** start **

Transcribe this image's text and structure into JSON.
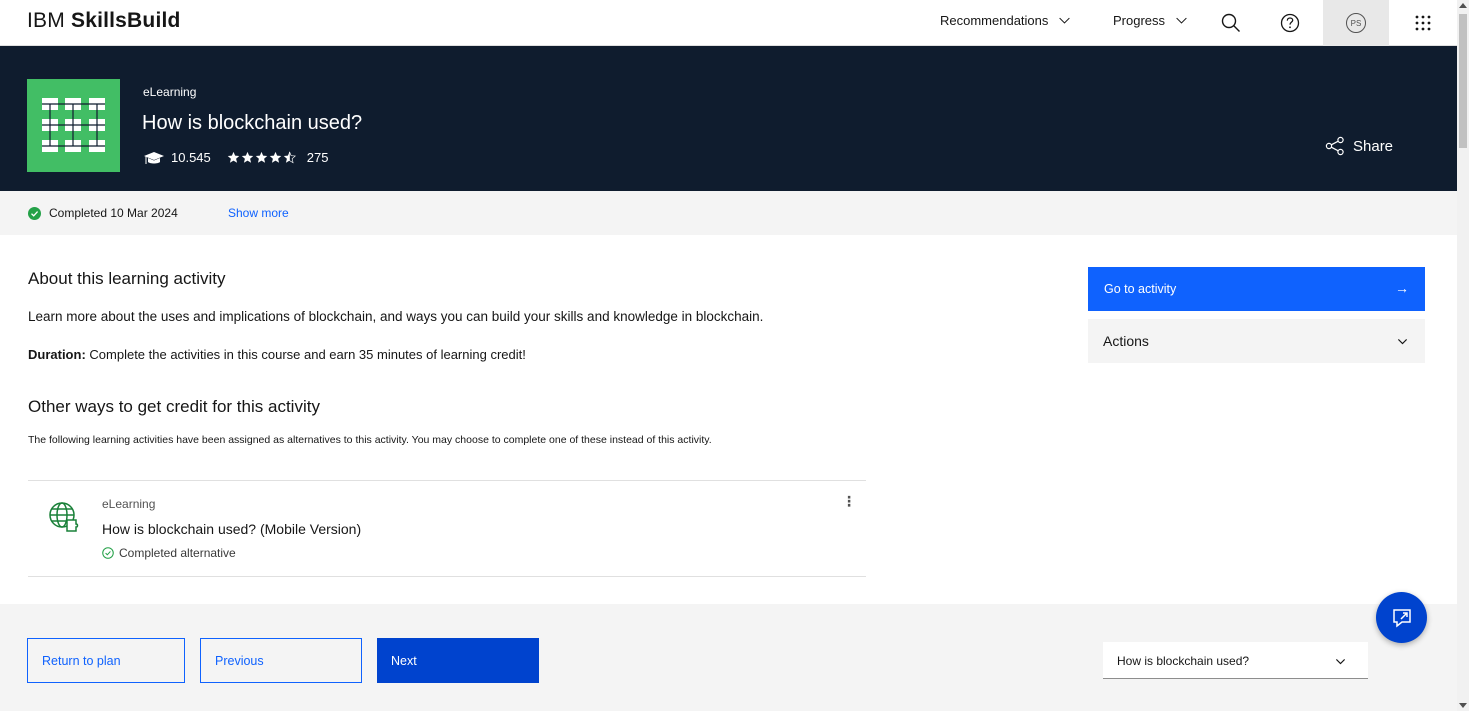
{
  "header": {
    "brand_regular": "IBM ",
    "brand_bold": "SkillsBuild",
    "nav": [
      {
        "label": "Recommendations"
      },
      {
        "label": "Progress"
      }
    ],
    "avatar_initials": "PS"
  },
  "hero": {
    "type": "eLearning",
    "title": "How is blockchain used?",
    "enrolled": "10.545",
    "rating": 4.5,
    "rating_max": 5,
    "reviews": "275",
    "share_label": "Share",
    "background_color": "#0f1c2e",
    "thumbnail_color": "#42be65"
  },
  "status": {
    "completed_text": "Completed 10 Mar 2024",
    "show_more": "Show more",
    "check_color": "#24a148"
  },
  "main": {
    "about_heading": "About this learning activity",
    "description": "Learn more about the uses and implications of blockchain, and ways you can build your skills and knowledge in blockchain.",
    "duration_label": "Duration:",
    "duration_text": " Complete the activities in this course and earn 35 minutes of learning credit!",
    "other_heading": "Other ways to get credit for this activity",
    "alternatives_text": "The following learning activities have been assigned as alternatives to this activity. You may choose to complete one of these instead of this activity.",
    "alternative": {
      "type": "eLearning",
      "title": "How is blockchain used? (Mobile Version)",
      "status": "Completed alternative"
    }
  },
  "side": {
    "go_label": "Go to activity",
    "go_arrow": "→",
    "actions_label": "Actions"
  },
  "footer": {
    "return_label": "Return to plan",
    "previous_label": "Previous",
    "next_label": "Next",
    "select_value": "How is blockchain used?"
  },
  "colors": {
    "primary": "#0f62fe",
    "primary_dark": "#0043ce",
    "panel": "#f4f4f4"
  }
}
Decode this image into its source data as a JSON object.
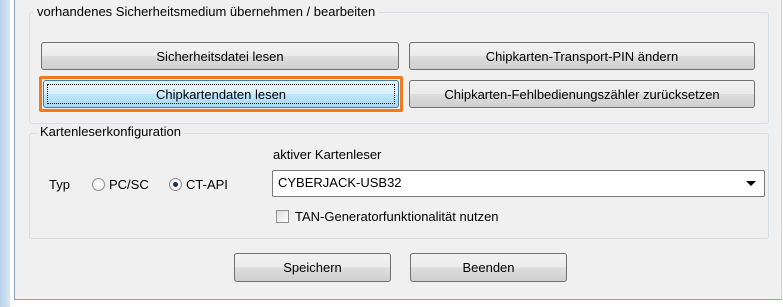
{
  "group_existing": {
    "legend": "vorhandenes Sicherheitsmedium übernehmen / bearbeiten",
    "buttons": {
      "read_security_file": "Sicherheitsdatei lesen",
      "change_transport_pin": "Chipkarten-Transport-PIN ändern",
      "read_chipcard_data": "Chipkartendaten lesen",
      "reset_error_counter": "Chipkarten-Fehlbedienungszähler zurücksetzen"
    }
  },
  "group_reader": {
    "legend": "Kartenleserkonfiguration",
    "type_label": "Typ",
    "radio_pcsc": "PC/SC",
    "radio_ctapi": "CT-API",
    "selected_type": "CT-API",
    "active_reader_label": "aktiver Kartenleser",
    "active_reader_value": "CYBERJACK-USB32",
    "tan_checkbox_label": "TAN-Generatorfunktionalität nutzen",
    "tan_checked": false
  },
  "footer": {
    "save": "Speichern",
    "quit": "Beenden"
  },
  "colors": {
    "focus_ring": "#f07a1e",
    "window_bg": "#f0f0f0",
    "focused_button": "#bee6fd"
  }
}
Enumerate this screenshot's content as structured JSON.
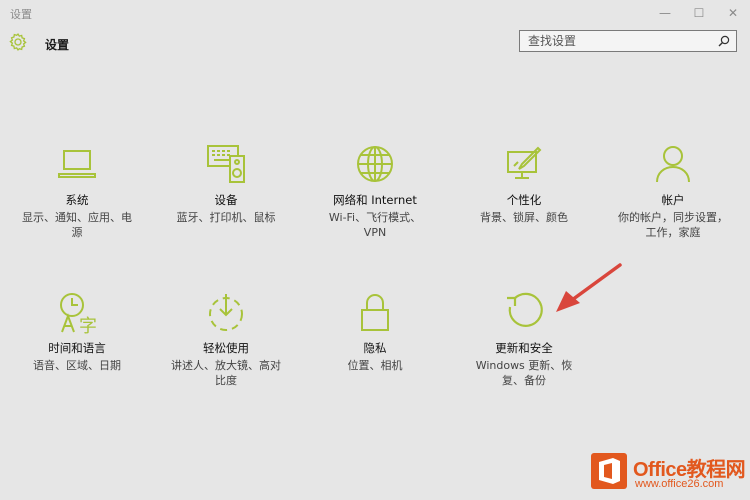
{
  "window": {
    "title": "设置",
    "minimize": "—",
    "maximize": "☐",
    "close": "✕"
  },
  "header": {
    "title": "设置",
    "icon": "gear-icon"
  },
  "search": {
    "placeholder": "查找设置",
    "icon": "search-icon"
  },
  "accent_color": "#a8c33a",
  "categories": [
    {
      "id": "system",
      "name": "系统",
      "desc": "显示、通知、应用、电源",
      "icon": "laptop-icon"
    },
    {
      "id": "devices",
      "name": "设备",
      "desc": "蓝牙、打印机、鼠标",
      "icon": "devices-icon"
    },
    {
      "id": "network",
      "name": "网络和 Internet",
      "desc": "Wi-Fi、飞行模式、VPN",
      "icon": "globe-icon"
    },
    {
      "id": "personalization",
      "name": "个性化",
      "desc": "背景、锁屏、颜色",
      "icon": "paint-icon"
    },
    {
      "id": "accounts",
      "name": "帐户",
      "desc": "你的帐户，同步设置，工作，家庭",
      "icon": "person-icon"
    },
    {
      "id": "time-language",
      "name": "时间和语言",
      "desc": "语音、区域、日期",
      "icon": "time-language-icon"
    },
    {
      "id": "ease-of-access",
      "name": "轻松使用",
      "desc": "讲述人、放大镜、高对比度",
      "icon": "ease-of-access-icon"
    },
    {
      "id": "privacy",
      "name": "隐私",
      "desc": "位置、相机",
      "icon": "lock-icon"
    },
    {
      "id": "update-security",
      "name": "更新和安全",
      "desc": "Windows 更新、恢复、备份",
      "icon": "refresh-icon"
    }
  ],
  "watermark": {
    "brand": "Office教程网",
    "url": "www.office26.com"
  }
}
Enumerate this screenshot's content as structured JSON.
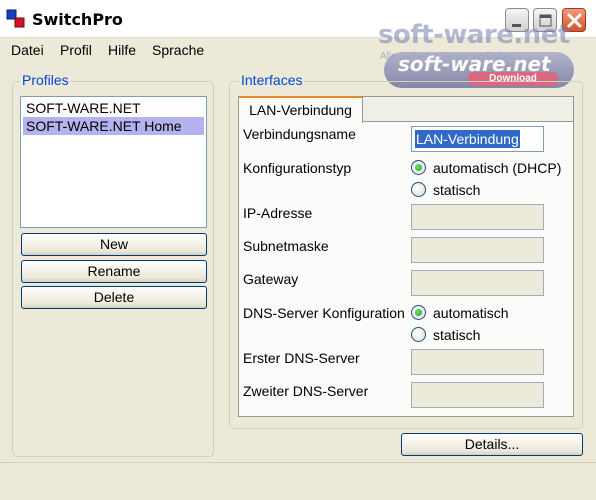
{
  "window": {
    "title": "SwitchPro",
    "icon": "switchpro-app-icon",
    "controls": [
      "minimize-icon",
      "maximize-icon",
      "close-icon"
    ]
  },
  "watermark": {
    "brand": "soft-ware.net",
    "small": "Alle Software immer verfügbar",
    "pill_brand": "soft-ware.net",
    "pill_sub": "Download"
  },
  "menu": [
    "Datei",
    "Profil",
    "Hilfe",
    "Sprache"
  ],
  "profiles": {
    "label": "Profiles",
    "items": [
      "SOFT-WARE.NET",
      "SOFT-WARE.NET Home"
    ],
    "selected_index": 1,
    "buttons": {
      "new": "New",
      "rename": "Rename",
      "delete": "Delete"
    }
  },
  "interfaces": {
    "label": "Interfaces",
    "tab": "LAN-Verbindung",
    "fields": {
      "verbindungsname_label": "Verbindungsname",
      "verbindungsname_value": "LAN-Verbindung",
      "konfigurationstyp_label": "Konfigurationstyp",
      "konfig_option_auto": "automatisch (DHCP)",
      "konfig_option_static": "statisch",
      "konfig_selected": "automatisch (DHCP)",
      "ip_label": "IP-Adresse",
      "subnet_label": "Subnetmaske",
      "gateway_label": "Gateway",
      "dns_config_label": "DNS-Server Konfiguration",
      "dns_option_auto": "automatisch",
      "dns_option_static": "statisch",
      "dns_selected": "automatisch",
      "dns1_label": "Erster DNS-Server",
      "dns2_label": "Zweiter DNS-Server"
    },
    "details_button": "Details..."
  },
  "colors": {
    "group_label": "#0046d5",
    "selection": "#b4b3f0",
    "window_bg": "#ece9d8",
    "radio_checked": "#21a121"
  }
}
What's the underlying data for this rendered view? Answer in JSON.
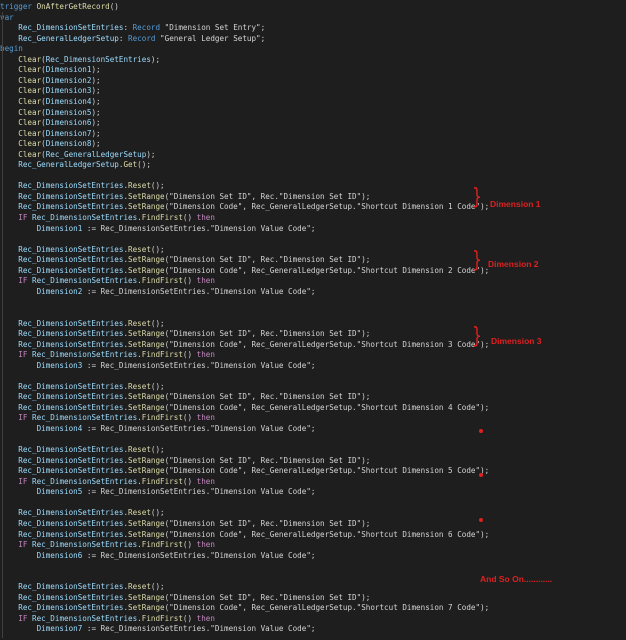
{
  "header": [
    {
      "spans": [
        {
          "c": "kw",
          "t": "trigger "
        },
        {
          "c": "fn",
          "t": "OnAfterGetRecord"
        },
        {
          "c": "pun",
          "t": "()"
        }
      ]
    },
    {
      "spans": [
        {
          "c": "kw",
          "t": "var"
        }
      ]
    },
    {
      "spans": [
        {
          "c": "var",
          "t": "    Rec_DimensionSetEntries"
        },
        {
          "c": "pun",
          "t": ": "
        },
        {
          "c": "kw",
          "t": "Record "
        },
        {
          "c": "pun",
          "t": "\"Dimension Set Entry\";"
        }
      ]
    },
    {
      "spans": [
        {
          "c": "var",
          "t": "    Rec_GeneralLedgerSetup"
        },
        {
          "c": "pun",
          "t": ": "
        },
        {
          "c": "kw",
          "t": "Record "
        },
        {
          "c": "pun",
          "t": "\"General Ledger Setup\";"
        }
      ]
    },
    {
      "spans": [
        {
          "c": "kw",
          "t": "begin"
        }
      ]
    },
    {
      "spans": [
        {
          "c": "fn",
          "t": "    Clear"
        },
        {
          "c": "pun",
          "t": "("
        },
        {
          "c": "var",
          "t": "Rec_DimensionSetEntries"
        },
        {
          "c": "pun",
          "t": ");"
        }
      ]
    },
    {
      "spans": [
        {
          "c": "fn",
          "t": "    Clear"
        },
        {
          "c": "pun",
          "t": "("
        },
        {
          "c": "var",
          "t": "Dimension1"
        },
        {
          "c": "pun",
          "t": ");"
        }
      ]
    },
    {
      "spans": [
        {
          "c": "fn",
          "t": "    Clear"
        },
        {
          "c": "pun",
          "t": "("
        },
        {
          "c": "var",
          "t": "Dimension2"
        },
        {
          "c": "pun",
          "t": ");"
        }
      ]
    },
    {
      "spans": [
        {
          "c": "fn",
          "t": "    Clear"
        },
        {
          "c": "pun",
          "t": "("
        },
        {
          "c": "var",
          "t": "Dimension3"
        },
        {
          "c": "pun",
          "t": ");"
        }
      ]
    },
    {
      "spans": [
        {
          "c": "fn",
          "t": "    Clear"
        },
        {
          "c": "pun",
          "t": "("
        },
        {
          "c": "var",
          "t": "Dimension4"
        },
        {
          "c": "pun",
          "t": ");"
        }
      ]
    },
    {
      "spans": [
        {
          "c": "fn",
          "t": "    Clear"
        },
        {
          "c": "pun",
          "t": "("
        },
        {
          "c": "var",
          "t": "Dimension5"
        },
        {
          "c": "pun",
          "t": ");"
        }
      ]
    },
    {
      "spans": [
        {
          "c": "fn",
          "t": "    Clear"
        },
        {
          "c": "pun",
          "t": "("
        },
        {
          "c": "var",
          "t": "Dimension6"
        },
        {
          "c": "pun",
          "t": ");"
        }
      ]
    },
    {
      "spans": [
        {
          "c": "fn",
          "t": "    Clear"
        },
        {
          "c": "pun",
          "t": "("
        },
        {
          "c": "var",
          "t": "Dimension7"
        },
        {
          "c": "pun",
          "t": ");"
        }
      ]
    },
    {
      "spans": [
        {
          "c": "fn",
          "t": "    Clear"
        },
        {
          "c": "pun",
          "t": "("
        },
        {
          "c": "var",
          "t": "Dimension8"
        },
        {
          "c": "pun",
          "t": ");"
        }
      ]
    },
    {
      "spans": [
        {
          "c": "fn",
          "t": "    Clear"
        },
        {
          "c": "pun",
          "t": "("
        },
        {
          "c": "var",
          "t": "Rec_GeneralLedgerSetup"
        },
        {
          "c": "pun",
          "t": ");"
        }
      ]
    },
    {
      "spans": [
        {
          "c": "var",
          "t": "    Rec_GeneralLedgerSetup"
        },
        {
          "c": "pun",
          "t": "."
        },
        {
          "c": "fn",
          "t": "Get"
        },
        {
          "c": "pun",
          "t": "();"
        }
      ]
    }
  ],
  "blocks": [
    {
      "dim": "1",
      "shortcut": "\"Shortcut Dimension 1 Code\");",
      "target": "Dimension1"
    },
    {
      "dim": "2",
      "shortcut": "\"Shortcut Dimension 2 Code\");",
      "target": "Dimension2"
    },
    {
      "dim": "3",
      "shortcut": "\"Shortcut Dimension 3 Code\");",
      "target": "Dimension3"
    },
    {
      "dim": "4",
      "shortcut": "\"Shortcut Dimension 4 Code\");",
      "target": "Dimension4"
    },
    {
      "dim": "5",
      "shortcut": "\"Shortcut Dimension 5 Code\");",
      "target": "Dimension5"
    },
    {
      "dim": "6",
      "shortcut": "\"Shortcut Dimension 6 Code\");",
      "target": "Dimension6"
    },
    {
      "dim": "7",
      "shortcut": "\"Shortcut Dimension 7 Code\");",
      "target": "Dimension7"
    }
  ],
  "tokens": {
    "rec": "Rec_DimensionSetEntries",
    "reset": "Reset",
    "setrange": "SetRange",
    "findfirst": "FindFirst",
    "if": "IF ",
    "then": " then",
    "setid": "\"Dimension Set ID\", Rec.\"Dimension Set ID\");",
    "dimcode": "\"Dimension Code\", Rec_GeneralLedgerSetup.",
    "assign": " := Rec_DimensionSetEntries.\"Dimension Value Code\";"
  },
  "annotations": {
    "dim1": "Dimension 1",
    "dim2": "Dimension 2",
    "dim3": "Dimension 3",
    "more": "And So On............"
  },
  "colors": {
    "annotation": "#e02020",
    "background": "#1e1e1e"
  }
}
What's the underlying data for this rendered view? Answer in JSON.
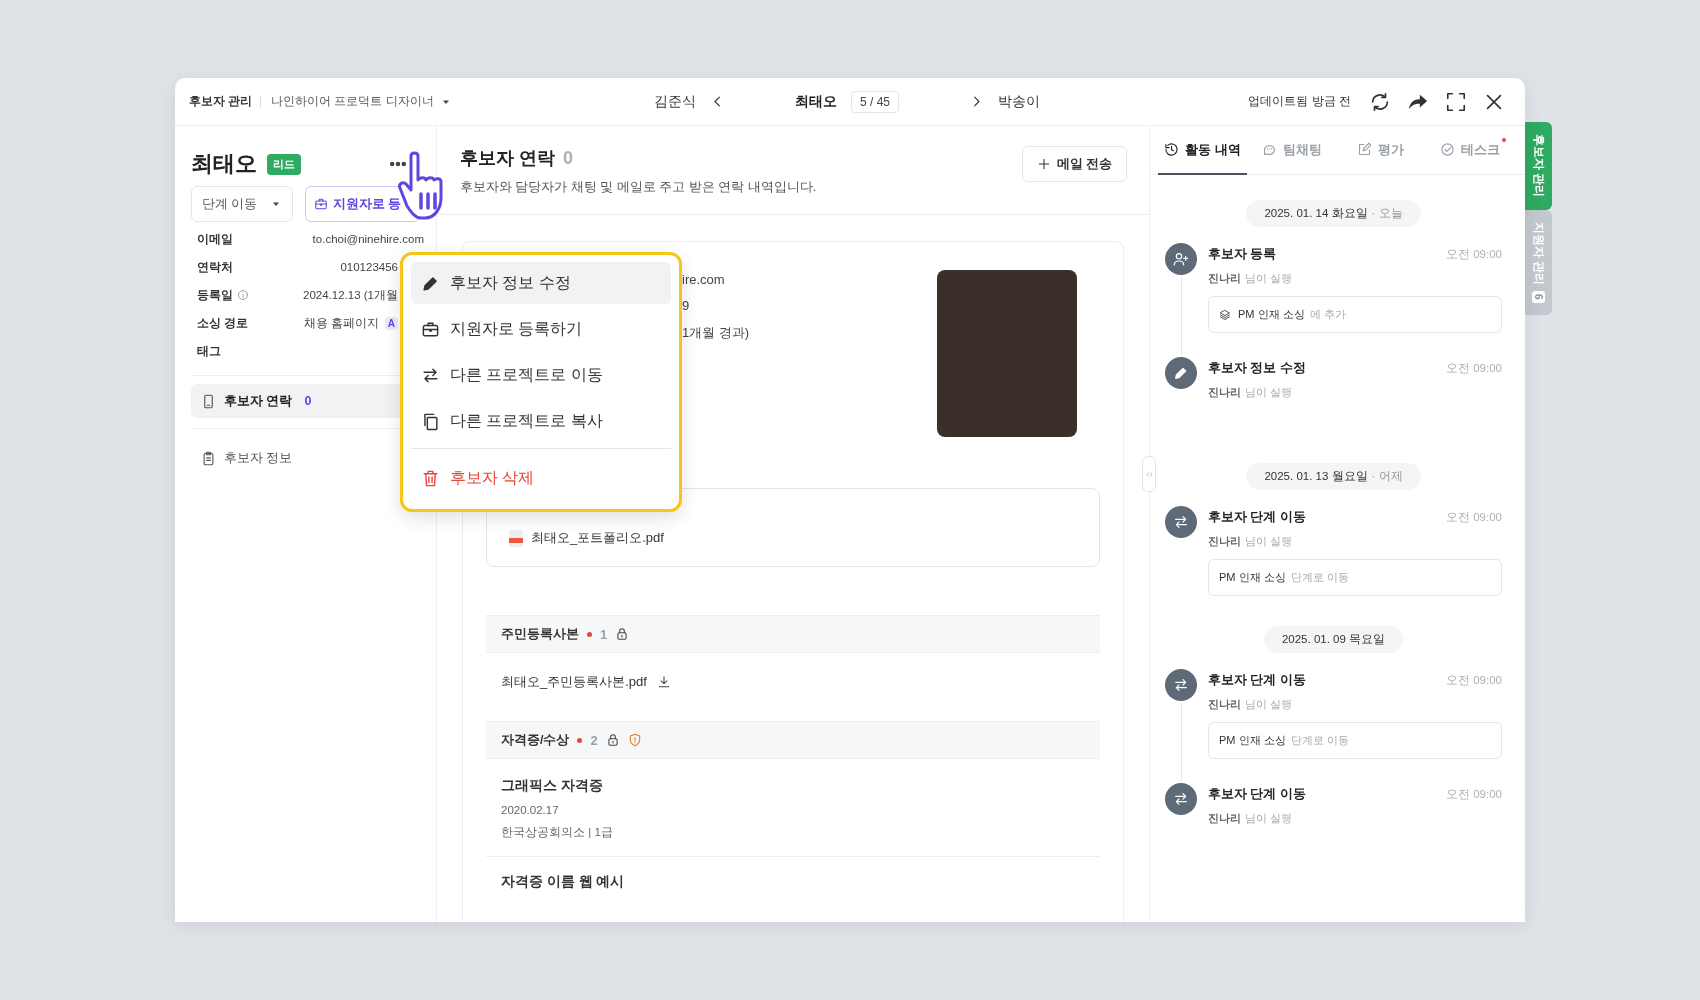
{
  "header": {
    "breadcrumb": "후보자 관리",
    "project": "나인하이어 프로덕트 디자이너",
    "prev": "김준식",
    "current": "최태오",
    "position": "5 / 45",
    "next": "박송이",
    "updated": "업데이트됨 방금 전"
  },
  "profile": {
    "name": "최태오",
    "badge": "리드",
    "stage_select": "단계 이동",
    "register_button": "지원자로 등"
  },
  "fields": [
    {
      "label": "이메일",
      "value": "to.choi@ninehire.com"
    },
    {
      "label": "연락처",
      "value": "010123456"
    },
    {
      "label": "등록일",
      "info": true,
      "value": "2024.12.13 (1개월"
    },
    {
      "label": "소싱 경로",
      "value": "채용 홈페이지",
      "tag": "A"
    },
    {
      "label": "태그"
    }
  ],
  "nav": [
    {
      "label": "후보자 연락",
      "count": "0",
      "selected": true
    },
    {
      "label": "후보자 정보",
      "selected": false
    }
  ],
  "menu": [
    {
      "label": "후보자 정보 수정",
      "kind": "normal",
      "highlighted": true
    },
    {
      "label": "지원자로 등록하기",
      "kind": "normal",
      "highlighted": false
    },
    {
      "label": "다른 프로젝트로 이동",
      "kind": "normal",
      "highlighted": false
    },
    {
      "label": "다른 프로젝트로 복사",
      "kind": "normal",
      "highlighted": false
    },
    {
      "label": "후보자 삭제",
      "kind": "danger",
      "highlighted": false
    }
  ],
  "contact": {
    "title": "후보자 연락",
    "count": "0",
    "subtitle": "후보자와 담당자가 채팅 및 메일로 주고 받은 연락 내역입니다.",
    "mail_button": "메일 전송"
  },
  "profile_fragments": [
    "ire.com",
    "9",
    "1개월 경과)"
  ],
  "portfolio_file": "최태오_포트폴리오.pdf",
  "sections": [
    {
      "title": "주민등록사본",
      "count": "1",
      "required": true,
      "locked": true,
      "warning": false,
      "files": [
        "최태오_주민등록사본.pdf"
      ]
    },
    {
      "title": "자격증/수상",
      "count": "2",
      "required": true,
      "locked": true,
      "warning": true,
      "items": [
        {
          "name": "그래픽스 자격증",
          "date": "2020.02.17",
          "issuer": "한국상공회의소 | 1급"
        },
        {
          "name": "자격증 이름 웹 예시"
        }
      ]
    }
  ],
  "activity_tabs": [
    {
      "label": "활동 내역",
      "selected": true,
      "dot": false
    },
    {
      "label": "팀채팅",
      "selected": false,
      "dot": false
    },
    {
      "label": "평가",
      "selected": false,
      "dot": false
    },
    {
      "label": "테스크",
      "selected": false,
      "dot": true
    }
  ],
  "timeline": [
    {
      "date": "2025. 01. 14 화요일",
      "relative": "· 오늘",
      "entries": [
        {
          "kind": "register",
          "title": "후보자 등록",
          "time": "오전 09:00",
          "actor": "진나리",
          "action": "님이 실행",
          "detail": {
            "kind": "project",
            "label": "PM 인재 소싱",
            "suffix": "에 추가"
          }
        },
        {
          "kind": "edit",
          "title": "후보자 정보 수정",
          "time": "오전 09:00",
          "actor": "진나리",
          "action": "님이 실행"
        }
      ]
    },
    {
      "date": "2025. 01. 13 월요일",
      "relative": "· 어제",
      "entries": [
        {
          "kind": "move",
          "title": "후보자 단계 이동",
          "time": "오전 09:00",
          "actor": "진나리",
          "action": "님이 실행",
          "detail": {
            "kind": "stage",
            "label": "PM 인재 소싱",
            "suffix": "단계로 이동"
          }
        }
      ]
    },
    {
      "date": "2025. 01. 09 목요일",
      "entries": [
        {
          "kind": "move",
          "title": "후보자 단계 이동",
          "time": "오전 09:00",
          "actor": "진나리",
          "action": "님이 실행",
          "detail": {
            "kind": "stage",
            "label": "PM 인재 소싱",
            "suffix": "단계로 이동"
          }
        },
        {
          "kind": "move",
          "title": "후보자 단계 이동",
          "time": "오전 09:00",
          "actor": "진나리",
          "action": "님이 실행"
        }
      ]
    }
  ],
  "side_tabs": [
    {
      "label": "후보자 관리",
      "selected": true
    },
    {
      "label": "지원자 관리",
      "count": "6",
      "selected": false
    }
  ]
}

** end **

- What this task involves -
Check each line above for the string "automatisch" and show the ones that have it.

- Task answer -
      "konfig_option_auto": "automatisch (DHCP)",
      "konfig_selected": "automatisch (DHCP)",
      "dns_option_auto": "automatisch",
      "dns_selected": "automatisch",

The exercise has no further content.